[Dataset items]
↓↓↓

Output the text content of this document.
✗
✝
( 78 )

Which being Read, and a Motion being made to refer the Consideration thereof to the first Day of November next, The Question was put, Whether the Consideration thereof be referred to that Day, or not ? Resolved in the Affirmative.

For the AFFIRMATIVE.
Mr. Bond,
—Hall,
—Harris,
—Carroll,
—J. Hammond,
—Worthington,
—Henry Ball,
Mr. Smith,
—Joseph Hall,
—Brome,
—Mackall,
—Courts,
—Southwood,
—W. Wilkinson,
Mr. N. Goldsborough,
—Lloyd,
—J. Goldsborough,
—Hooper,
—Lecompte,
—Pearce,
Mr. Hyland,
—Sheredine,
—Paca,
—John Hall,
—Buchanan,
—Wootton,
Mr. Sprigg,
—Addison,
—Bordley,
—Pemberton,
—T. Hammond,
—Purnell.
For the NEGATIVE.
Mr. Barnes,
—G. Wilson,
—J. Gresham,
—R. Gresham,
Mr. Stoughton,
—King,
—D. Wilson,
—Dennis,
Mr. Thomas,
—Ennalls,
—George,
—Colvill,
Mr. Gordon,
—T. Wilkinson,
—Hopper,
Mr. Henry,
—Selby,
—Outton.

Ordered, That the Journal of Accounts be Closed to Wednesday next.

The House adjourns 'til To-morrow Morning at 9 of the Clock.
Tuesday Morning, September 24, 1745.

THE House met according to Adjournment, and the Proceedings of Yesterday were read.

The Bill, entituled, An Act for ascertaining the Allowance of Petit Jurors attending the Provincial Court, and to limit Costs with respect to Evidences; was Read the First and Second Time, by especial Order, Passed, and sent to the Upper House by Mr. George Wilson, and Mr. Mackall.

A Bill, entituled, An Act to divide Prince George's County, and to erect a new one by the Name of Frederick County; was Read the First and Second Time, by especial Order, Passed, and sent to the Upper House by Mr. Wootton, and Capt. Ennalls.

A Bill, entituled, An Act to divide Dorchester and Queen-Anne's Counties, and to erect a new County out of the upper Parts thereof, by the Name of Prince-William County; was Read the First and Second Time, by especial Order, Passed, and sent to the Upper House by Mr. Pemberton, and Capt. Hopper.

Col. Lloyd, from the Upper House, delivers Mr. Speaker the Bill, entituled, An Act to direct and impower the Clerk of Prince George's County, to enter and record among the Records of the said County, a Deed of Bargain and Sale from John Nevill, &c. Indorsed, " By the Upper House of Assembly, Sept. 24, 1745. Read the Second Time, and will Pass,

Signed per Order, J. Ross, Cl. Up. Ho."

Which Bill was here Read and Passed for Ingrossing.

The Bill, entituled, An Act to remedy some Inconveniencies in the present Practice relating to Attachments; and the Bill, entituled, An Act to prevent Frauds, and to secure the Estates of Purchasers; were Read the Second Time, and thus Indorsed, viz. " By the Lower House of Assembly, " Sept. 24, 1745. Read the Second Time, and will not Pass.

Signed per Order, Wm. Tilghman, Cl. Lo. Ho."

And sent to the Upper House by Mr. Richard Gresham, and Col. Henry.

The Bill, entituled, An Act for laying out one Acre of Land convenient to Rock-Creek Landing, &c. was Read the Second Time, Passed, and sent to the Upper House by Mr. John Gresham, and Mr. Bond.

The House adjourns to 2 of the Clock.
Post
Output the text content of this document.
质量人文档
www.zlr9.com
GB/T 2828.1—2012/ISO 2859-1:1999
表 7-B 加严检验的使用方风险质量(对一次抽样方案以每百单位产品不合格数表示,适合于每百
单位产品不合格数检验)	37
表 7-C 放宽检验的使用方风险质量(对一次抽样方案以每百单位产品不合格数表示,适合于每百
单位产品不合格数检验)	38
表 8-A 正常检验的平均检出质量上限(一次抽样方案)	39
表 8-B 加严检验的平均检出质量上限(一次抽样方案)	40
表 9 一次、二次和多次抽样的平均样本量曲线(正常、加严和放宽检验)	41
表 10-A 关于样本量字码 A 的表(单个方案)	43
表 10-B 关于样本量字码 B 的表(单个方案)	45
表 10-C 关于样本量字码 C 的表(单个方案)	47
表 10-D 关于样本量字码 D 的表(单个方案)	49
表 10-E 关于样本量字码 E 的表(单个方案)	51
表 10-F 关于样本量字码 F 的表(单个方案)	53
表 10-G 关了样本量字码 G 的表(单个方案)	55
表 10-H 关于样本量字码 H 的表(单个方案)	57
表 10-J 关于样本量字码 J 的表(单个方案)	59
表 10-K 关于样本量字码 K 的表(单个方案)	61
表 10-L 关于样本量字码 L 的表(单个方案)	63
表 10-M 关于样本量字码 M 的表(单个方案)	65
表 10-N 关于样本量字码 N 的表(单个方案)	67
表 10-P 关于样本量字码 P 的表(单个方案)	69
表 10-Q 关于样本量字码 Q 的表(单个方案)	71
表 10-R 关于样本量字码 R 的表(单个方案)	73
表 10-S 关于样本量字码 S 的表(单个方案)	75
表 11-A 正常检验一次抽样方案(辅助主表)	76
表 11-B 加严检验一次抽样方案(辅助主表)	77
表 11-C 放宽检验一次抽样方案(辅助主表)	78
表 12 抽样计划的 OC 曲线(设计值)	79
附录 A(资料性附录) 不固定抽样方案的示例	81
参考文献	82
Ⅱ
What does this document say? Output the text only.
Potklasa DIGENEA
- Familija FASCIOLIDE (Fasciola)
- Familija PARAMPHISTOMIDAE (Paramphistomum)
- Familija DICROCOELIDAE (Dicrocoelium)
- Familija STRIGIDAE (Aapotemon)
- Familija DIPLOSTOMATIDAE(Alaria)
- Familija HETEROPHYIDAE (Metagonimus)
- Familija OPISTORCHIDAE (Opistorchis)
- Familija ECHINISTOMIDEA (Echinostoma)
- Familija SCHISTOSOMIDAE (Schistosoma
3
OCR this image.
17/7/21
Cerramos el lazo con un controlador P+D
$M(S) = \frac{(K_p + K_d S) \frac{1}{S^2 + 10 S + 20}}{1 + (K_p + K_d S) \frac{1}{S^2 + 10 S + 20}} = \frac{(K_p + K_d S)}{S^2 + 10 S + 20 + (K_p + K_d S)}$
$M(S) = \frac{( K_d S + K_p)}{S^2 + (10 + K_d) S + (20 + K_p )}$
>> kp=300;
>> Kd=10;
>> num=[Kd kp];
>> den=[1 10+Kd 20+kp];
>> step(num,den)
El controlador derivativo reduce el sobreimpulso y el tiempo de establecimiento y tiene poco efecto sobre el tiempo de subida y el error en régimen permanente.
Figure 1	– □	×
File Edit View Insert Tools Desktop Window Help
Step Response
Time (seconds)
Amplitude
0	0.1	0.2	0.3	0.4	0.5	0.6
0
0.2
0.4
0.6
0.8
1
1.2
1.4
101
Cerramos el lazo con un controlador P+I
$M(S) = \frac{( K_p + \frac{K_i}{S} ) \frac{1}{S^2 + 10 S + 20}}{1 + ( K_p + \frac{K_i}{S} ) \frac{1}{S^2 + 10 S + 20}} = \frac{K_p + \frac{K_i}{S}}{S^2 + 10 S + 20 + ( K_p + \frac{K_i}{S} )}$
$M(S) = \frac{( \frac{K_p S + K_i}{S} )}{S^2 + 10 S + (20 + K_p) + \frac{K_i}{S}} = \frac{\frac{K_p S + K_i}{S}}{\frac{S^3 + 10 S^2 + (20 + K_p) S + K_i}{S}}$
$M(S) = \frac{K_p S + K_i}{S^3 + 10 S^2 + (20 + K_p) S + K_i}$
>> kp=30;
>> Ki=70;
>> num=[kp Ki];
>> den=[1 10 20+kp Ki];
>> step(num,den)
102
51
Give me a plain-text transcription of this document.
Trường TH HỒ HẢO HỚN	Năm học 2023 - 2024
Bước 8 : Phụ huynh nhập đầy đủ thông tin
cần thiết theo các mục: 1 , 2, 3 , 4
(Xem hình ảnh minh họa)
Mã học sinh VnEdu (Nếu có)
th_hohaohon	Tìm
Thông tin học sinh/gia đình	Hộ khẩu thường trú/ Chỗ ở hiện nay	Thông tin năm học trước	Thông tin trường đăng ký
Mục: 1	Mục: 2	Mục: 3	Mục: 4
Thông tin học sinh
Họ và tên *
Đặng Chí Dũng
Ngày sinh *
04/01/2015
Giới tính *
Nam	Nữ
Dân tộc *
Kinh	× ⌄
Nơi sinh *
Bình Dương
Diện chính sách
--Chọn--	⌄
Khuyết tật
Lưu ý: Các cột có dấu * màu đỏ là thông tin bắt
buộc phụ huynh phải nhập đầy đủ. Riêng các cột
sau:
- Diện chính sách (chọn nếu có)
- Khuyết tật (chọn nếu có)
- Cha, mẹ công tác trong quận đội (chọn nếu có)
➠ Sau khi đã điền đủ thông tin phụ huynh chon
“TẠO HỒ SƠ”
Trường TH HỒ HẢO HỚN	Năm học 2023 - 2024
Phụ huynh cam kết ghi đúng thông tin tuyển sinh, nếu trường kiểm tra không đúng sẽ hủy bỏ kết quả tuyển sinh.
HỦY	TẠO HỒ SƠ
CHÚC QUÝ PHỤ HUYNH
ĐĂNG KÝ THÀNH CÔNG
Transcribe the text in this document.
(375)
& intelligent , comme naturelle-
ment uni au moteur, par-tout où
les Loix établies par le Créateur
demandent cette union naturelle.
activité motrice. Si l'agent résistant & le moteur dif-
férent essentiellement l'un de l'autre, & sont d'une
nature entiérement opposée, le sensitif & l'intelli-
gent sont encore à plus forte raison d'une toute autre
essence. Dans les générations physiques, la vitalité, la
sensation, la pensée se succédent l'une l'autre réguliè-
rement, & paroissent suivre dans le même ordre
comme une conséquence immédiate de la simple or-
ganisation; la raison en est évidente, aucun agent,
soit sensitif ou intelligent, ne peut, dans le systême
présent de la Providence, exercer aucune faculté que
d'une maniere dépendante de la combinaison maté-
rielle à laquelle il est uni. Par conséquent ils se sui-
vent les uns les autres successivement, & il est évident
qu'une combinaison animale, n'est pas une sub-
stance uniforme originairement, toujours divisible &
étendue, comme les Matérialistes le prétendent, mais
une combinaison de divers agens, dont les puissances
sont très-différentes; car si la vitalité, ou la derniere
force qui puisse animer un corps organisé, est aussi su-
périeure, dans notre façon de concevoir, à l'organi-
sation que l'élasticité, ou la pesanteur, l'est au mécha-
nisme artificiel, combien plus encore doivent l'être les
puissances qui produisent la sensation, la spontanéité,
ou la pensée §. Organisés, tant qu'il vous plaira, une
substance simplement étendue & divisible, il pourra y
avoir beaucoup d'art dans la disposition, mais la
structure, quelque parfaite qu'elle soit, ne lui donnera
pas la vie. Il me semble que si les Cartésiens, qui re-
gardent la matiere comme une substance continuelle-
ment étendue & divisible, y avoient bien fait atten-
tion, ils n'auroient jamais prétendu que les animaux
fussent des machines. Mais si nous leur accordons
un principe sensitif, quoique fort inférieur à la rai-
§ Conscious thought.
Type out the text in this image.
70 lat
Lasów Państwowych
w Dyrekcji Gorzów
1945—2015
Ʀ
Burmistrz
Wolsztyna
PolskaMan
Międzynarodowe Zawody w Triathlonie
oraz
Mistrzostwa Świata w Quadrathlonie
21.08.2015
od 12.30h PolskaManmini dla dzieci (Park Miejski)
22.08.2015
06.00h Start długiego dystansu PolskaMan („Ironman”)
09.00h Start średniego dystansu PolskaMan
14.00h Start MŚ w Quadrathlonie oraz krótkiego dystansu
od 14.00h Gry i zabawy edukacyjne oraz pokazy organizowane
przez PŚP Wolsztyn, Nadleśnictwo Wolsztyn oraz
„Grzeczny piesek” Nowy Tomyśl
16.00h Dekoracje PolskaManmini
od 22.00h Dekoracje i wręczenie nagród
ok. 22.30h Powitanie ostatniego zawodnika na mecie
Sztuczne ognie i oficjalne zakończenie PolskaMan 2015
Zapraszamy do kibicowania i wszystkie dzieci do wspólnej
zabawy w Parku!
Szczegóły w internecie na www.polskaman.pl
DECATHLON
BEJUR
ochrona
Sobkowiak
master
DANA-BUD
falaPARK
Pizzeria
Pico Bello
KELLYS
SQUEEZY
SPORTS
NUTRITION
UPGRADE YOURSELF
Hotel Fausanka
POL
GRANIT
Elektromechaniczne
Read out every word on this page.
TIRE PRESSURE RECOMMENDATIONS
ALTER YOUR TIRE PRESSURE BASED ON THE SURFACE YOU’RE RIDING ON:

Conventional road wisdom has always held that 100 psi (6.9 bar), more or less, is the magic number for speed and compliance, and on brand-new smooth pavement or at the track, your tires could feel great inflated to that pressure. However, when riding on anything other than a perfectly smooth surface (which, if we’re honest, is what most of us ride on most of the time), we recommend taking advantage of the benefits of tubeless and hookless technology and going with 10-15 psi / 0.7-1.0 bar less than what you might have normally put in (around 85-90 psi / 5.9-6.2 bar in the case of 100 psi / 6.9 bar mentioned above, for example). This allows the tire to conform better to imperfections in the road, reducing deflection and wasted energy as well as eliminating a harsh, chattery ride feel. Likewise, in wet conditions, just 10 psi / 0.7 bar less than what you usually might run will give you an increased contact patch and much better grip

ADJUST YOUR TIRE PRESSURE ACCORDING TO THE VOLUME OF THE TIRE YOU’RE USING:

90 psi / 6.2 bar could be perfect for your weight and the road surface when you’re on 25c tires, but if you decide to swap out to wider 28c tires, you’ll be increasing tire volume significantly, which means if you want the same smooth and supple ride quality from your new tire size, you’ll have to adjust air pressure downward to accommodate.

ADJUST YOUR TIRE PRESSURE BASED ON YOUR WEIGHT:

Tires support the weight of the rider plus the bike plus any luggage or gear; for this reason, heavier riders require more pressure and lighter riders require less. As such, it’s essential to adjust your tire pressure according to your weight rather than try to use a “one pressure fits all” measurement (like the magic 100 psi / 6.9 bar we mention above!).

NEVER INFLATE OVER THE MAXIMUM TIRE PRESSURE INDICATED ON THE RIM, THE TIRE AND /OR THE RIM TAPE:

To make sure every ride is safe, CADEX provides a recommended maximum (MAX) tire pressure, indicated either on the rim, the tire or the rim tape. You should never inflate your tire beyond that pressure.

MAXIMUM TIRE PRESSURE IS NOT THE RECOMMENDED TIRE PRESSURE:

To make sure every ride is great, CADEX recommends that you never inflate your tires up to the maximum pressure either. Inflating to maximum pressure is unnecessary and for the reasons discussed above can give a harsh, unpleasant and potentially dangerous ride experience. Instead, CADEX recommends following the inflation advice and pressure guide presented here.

↑↑↑

**Goal**: In the material above, how many lines hold the word "next"? Say only the number.

**Complete answer**: 2